## Problem description
For each line in the data below that holds "JSON", return a copy.

— START Stored rows —

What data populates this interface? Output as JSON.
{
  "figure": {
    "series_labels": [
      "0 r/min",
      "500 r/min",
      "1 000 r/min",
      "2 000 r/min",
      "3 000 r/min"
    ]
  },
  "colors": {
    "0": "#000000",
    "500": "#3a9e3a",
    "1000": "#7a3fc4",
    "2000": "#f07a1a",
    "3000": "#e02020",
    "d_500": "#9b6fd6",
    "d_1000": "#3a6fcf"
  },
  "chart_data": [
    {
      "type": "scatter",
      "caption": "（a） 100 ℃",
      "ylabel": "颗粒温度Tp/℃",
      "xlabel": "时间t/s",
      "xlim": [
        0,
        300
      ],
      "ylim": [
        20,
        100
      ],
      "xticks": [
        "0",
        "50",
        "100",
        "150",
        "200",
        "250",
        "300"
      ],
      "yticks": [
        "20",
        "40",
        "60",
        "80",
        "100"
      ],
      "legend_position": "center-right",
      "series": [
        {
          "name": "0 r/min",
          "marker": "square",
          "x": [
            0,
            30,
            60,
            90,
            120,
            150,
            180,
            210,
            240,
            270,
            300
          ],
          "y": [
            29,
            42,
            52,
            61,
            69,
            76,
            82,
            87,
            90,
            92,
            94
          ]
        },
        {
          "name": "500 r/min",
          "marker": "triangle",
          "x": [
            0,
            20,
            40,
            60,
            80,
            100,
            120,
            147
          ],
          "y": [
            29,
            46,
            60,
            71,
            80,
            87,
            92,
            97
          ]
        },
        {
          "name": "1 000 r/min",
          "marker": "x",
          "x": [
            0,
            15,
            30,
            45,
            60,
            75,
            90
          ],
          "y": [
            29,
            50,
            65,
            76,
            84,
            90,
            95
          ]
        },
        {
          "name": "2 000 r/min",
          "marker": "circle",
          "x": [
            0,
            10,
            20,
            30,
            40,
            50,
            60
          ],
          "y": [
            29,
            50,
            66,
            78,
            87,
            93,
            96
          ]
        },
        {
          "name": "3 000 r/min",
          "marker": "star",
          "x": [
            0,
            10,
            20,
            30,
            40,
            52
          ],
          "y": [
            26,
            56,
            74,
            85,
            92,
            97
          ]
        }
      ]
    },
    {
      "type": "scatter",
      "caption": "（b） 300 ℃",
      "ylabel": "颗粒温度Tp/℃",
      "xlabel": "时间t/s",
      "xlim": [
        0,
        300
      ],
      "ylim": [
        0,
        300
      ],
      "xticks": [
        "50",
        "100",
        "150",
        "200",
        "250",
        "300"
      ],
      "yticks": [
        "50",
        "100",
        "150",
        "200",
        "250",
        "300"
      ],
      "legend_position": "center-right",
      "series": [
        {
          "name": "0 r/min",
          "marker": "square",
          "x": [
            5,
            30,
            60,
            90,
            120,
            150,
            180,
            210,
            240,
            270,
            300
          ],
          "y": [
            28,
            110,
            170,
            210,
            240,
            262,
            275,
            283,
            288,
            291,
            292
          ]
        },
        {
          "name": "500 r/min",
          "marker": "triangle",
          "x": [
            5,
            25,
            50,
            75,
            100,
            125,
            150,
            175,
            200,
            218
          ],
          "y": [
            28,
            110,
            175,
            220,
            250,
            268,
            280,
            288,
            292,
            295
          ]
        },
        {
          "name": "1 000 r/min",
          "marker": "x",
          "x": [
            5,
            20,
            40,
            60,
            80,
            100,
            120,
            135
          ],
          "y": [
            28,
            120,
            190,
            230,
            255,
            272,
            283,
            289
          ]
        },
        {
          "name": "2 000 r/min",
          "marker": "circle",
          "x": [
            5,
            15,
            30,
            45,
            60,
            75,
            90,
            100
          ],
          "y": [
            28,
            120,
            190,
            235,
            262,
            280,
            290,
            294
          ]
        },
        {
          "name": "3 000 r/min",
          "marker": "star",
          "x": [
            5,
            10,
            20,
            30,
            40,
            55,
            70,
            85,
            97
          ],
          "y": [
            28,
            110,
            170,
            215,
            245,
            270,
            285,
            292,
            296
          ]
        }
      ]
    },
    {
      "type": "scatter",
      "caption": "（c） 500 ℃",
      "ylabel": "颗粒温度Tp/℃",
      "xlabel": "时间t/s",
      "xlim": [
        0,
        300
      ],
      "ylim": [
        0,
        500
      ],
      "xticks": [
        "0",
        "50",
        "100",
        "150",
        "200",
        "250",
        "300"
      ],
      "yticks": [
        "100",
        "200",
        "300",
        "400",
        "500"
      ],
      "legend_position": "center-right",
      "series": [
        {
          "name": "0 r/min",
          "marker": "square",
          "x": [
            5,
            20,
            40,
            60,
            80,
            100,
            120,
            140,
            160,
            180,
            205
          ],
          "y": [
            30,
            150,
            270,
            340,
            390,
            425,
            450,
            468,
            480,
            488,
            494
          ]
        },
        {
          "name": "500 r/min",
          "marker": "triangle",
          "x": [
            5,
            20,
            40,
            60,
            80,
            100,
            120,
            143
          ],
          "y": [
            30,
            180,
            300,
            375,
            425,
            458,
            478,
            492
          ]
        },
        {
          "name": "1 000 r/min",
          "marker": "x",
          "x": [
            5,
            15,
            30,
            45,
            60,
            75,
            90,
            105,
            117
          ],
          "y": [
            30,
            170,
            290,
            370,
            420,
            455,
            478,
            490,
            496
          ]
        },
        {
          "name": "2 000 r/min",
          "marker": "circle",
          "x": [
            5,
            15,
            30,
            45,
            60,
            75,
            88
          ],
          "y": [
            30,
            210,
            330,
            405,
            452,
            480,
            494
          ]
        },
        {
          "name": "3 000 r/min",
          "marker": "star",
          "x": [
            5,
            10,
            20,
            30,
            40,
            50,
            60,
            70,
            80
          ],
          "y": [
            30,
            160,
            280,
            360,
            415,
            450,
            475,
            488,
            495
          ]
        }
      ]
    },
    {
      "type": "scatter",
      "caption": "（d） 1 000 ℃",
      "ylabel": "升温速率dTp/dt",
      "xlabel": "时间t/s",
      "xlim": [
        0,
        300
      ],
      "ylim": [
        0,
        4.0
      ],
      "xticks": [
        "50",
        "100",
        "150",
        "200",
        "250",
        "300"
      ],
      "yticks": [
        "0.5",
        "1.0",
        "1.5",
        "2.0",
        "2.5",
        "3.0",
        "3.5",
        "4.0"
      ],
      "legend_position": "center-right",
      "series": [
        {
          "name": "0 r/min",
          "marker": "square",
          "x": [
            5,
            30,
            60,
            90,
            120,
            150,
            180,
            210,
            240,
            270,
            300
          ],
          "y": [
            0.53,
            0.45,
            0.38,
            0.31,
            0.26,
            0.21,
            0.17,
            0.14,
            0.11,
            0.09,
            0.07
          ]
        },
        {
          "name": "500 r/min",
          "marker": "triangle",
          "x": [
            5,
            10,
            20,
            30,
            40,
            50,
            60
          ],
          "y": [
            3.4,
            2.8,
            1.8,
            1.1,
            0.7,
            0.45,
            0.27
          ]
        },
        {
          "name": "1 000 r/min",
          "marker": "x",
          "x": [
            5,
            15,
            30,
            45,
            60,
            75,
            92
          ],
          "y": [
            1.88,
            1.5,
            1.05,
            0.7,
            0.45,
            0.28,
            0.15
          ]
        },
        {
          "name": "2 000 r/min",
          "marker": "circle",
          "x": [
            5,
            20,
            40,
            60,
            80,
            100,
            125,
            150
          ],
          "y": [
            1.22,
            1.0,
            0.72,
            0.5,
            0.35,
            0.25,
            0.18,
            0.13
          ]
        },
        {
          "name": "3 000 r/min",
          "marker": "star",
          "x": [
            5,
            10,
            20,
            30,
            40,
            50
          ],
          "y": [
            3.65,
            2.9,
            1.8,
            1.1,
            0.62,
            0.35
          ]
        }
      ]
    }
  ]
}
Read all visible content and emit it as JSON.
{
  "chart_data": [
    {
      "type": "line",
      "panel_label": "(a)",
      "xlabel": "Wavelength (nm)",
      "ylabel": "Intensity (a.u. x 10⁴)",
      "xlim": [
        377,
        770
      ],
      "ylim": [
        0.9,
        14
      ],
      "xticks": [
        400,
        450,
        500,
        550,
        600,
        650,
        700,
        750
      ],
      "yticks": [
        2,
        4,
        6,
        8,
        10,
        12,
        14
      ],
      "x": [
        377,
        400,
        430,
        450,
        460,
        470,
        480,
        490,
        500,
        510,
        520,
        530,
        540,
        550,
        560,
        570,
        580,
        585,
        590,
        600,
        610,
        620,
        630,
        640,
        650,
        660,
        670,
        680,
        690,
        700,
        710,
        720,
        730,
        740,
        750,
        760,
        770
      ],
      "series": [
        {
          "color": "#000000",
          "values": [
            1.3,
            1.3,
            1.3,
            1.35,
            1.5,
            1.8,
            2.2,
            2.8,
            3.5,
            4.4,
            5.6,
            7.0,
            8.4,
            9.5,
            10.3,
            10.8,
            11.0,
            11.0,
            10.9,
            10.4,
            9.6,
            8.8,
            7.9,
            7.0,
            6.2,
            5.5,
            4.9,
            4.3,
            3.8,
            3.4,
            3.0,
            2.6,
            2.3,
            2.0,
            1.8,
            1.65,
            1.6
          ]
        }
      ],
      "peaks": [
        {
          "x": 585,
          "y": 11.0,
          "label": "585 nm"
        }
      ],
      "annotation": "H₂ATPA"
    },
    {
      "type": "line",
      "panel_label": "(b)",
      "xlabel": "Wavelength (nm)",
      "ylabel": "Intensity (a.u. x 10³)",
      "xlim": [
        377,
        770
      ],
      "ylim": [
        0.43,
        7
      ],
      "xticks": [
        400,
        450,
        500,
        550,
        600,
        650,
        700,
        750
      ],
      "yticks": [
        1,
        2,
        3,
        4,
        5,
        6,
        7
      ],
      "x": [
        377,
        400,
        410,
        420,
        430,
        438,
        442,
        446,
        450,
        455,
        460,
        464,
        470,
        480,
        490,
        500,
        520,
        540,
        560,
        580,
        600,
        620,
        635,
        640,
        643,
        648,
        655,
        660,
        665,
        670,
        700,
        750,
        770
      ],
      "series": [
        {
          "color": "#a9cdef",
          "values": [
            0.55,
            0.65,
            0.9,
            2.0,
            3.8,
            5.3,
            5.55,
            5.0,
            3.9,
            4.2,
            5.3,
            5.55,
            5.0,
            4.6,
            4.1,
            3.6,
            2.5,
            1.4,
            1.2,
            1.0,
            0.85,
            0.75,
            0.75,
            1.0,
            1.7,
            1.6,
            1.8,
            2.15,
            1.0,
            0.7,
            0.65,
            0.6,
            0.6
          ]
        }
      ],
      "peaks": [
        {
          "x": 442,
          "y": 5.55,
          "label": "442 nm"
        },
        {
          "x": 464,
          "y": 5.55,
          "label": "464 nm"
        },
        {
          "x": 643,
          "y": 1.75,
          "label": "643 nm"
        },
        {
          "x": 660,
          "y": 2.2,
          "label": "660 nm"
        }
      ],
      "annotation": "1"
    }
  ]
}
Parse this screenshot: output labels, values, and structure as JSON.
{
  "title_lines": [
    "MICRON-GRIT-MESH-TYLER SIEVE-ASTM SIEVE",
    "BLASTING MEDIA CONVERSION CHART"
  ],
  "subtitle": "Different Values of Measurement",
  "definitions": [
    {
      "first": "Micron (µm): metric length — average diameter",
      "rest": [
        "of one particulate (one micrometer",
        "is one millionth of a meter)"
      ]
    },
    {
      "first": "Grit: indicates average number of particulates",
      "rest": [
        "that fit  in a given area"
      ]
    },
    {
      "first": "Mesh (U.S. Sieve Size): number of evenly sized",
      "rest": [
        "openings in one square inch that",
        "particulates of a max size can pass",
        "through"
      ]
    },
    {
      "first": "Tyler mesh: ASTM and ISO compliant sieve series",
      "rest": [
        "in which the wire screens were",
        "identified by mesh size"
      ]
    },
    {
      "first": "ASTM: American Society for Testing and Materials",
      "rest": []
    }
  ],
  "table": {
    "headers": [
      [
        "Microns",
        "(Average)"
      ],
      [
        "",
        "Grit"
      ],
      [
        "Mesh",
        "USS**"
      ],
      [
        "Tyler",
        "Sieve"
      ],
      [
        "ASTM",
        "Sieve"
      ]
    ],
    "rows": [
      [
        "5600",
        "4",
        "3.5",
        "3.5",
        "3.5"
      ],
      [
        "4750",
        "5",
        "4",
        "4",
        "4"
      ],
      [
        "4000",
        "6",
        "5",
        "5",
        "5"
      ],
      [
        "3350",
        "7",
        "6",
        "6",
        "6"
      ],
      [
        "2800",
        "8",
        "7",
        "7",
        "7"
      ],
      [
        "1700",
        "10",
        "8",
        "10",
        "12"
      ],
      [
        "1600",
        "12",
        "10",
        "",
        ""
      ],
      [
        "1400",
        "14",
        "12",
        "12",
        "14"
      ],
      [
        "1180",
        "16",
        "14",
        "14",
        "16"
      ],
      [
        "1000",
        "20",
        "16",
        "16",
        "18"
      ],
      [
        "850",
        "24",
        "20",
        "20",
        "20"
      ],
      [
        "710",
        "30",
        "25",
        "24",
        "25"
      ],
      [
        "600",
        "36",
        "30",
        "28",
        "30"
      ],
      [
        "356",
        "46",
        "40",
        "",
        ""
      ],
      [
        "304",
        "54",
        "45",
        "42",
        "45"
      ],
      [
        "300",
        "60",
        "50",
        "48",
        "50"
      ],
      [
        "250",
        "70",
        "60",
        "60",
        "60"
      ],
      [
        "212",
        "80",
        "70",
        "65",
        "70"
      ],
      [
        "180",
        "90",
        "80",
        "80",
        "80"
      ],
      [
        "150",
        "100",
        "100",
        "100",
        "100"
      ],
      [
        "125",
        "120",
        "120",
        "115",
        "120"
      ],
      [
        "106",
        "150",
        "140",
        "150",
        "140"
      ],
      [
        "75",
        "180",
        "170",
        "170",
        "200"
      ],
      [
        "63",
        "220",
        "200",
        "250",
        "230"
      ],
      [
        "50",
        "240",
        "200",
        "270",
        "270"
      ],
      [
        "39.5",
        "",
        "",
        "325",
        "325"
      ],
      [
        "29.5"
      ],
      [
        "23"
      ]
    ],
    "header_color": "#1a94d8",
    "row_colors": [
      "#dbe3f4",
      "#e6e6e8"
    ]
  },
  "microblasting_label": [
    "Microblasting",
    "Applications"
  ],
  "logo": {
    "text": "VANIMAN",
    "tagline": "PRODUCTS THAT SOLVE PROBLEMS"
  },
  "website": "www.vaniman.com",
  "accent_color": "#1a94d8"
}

— END Stored rows —

## The reply
What data populates this interface? Output as JSON.
Read all visible content and emit it as JSON.
Parse this screenshot: output labels, values, and structure as JSON.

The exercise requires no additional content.